Locate every line that holds the string "käytössä" and copy it.

=== INFORMATION SHOWN ===
>> Begin

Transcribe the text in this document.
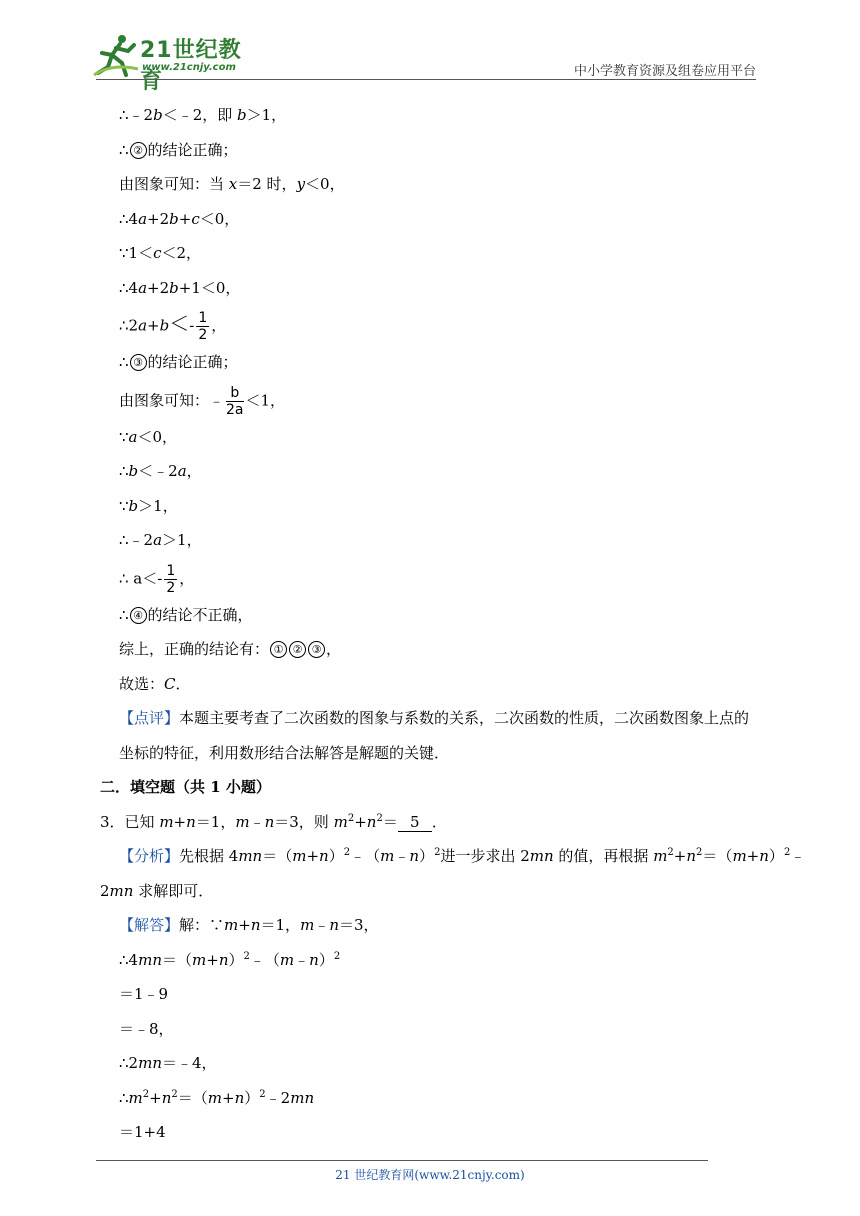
21世纪教育
www.21cnjy.com	中小学教育资源及组卷应用平台
∴﹣2b＜﹣2，即 b＞1，
∴ ② 的结论正确；
由图象可知：当 x＝2 时，y＜0，
∴4a+2b+c＜0，
∵1＜c＜2，
∴4a+2b+1＜0，
∴2a+b＜- $\frac{1}{2}$ ，
∴ ③ 的结论正确；
由图象可知：﹣ $\frac{b}{2a} <1$，
∵a＜0，
∴b＜﹣2a，
∵b＞1，
∴﹣2a＞1，
∴ $a<- \frac{1}{2}$ ，
∴ ④ 的结论不正确，
综上，正确的结论有： ① ② ③ ，
故选：C．
【点评】本题主要考查了二次函数的图象与系数的关系，二次函数的性质，二次函数图象上点的
坐标的特征，利用数形结合法解答是解题的关键．
二．填空题（共 1 小题）
3．已知 m+n＝1，m﹣n＝3，则 $m^2+n^2= 5$ ．
【分析】先根据 $4mn=(m+n)^2﹣(m﹣n)^2$进一步求出 2mn 的值，再根据 $m^2+n^2=(m+n)^2﹣$
2mn 求解即可．
【解答】解：∵m+n＝1，m﹣n＝3，
$\therefore 4mn=(m+n)^2﹣(m﹣n)^2$
＝1﹣9
＝﹣8，
∴2mn＝﹣4，
$\therefore m^2+n^2=(m+n)^2﹣2mn$
＝1+4
21 世纪教育网(www.21cnjy.com)
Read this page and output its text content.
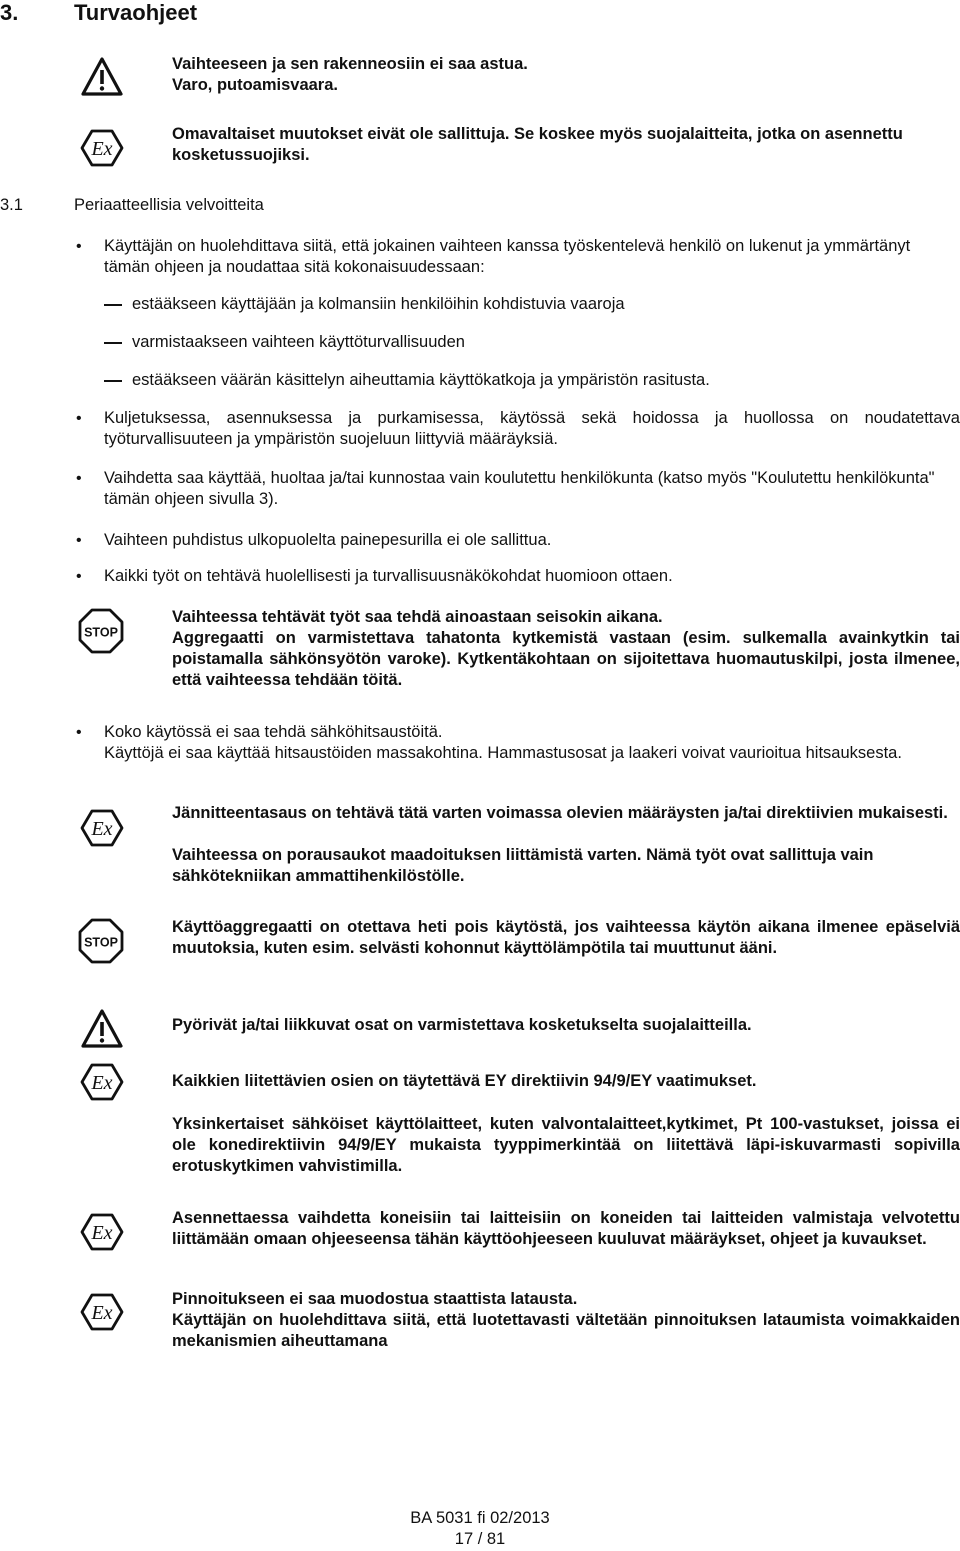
3.	Turvaohjeet
Vaihteeseen ja sen rakenneosiin ei saa astua.
Varo, putoamisvaara.
Ex
Omavaltaiset muutokset eivät ole sallittuja. Se koskee myös suojalaitteita, jotka on asennettu kosketussuojiksi.
3.1	Periaatteellisia velvoitteita
• Käyttäjän on huolehdittava siitä, että jokainen vaihteen kanssa työskentelevä henkilö on lukenut ja ymmärtänyt tämän ohjeen ja noudattaa sitä kokonaisuudessaan:
estääkseen käyttäjään ja kolmansiin henkilöihin kohdistuvia vaaroja
varmistaakseen vaihteen käyttöturvallisuuden
estääkseen väärän käsittelyn aiheuttamia käyttökatkoja ja ympäristön rasitusta.
• Kuljetuksessa, asennuksessa ja purkamisessa, käytössä sekä hoidossa ja huollossa on noudatettava työturvallisuuteen ja ympäristön suojeluun liittyviä määräyksiä.
• Vaihdetta saa käyttää, huoltaa ja/tai kunnostaa vain koulutettu henkilökunta (katso myös "Koulutettu henkilökunta" tämän ohjeen sivulla 3).
• Vaihteen puhdistus ulkopuolelta painepesurilla ei ole sallittua.
• Kaikki työt on tehtävä huolellisesti ja turvallisuusnäkökohdat huomioon ottaen.
STOP
Vaihteessa tehtävät työt saa tehdä ainoastaan seisokin aikana.
Aggregaatti on varmistettava tahatonta kytkemistä vastaan (esim. sulkemalla avainkytkin tai poistamalla sähkönsyötön varoke). Kytkentäkohtaan on sijoitettava huomautuskilpi, josta ilmenee, että vaihteessa tehdään töitä.
• Koko käytössä ei saa tehdä sähköhitsaustöitä.
Käyttöjä ei saa käyttää hitsaustöiden massakohtina. Hammastusosat ja laakeri voivat vaurioitua hitsauksesta.
Ex
Jännitteentasaus on tehtävä tätä varten voimassa olevien määräysten ja/tai direktiivien mukaisesti.
Vaihteessa on porausaukot maadoituksen liittämistä varten. Nämä työt ovat sallittuja vain sähkötekniikan ammattihenkilöstölle.
STOP
Käyttöaggregaatti on otettava heti pois käytöstä, jos vaihteessa käytön aikana ilmenee epäselviä muutoksia, kuten esim. selvästi kohonnut käyttölämpötila tai muuttunut ääni.
Pyörivät ja/tai liikkuvat osat on varmistettava kosketukselta suojalaitteilla.
Ex	Kaikkien liitettävien osien on täytettävä EY direktiivin 94/9/EY vaatimukset.
Yksinkertaiset sähköiset käyttölaitteet, kuten valvontalaitteet,kytkimet, Pt 100-vastukset, joissa ei ole konedirektiivin 94/9/EY mukaista tyyppimerkintää on liitettävä läpi-iskuvarmasti sopivilla erotuskytkimen vahvistimilla.
Ex
Asennettaessa vaihdetta koneisiin tai laitteisiin on koneiden tai laitteiden valmistaja velvotettu liittämään omaan ohjeeseensa tähän käyttöohjeeseen kuuluvat määräykset, ohjeet ja kuvaukset.
Ex
Pinnoitukseen ei saa muodostua staattista latausta.
Käyttäjän on huolehdittava siitä, että luotettavasti vältetään pinnoituksen lataumista voimakkaiden mekanismien aiheuttamana
BA 5031 fi 02/2013
17 / 81
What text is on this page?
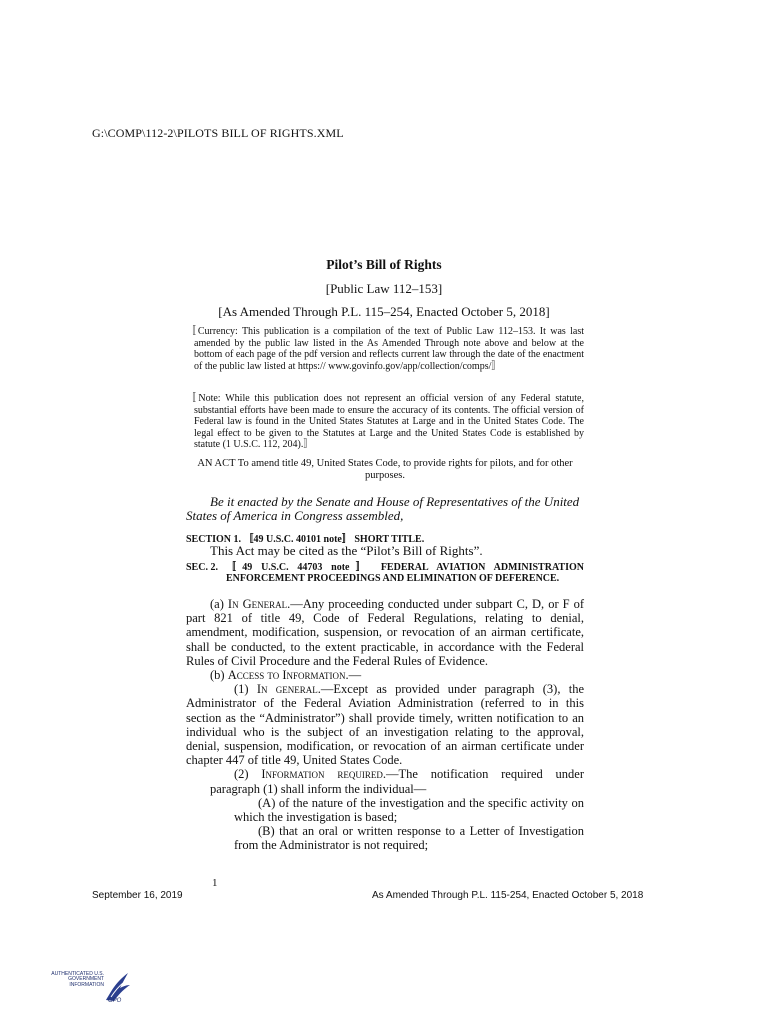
G:\COMP\112-2\PILOTS BILL OF RIGHTS.XML
Pilot’s Bill of Rights
[Public Law 112–153]
[As Amended Through P.L. 115–254, Enacted October 5, 2018]

〚Currency: This publication is a compilation of the text of Public Law 112–153. It was last amended by the public law listed in the As Amended Through note above and below at the bottom of each page of the pdf version and reflects current law through the date of the enactment of the public law listed at https:// www.govinfo.gov/app/collection/comps/〛

〚Note: While this publication does not represent an official version of any Federal statute, substantial efforts have been made to ensure the accuracy of its contents. The official version of Federal law is found in the United States Statutes at Large and in the United States Code. The legal effect to be given to the Statutes at Large and the United States Code is established by statute (1 U.S.C. 112, 204).〛

AN ACT To amend title 49, United States Code, to provide rights for pilots, and for other purposes.
Be it enacted by the Senate and House of Representatives of the United States of America in Congress assembled,
SECTION 1. 〚49 U.S.C. 40101 note〛 SHORT TITLE.
This Act may be cited as the “Pilot’s Bill of Rights”.
SEC. 2. 〚49 U.S.C. 44703 note〛 FEDERAL AVIATION ADMINISTRATION ENFORCEMENT PROCEEDINGS AND ELIMINATION OF DEFERENCE.

(a) In General.—Any proceeding conducted under subpart C, D, or F of part 821 of title 49, Code of Federal Regulations, relating to denial, amendment, modification, suspension, or revocation of an airman certificate, shall be conducted, to the extent practicable, in accordance with the Federal Rules of Civil Procedure and the Federal Rules of Evidence.

(b) Access to Information.—

(1) In general.—Except as provided under paragraph (3), the Administrator of the Federal Aviation Administration (referred to in this section as the “Administrator”) shall provide timely, written notification to an individual who is the subject of an investigation relating to the approval, denial, suspension, modification, or revocation of an airman certificate under chapter 447 of title 49, United States Code.

(2) Information required.—The notification required under paragraph (1) shall inform the individual—

(A) of the nature of the investigation and the specific activity on which the investigation is based;

(B) that an oral or written response to a Letter of Investigation from the Administrator is not required;

1
September 16, 2019	As Amended Through P.L. 115-254, Enacted October 5, 2018
AUTHENTICATED U.S. GOVERNMENT INFORMATION
GPO
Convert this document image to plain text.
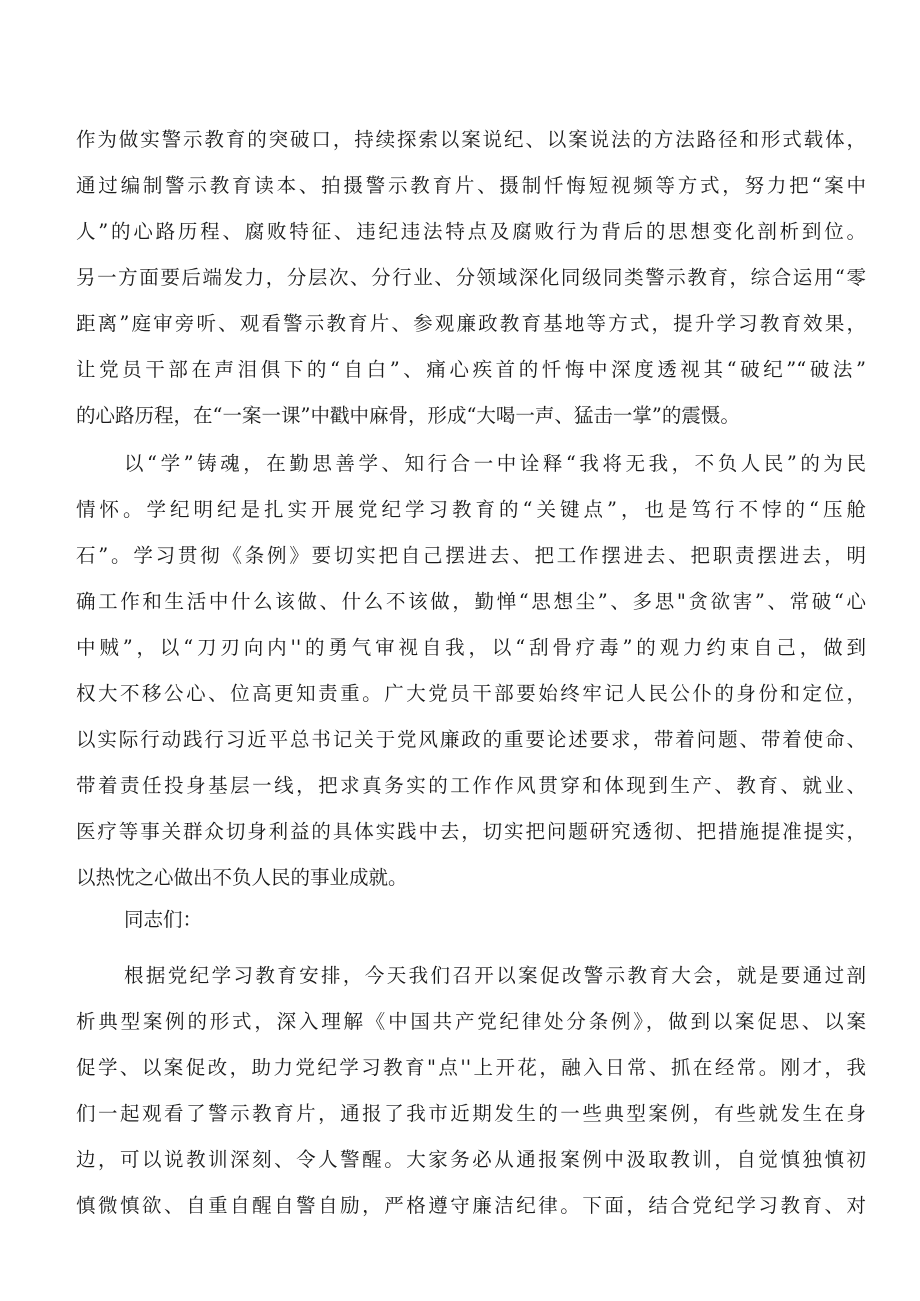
作为做实警示教育的突破口，持续探索以案说纪、以案说法的方法路径和形式载体，
通过编制警示教育读本、拍摄警示教育片、摄制忏悔短视频等方式，努力把“案中
人”的心路历程、腐败特征、违纪违法特点及腐败行为背后的思想变化剖析到位。
另一方面要后端发力，分层次、分行业、分领域深化同级同类警示教育，综合运用“零
距离”庭审旁听、观看警示教育片、参观廉政教育基地等方式，提升学习教育效果，
让党员干部在声泪俱下的“自白”、痛心疾首的忏悔中深度透视其“破纪”“破法”
的心路历程，在“一案一课”中戳中麻骨，形成“大喝一声、猛击一掌”的震慑。
以“学”铸魂，在勤思善学、知行合一中诠释“我将无我，不负人民”的为民
情怀。学纪明纪是扎实开展党纪学习教育的“关键点”，也是笃行不悖的“压舱
石”。学习贯彻《条例》要切实把自己摆进去、把工作摆进去、把职责摆进去，明
确工作和生活中什么该做、什么不该做，勤惮“思想尘”、多思"贪欲害”、常破“心
中贼”，以“刀刃向内''的勇气审视自我，以“刮骨疗毒”的观力约束自己，做到
权大不移公心、位高更知责重。广大党员干部要始终牢记人民公仆的身份和定位，
以实际行动践行习近平总书记关于党风廉政的重要论述要求，带着问题、带着使命、
带着责任投身基层一线，把求真务实的工作作风贯穿和体现到生产、教育、就业、
医疗等事关群众切身利益的具体实践中去，切实把问题研究透彻、把措施提准提实，
以热忱之心做出不负人民的事业成就。
同志们：
根据党纪学习教育安排，今天我们召开以案促改警示教育大会，就是要通过剖
析典型案例的形式，深入理解《中国共产党纪律处分条例》，做到以案促思、以案
促学、以案促改，助力党纪学习教育"点''上开花，融入日常、抓在经常。刚才，我
们一起观看了警示教育片，通报了我市近期发生的一些典型案例，有些就发生在身
边，可以说教训深刻、令人警醒。大家务必从通报案例中汲取教训，自觉慎独慎初
慎微慎欲、自重自醒自警自励，严格遵守廉洁纪律。下面，结合党纪学习教育、对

>> End

=== ANSWER FOR THE TASK ===
• Kuljetuksessa, asennuksessa ja purkamisessa, käytössä sekä hoidossa ja huollossa on noudatettava työturvallisuuteen ja ympäristön suojeluun liittyviä määräyksiä.
• Koko käytössä ei saa tehdä sähköhitsaustöitä.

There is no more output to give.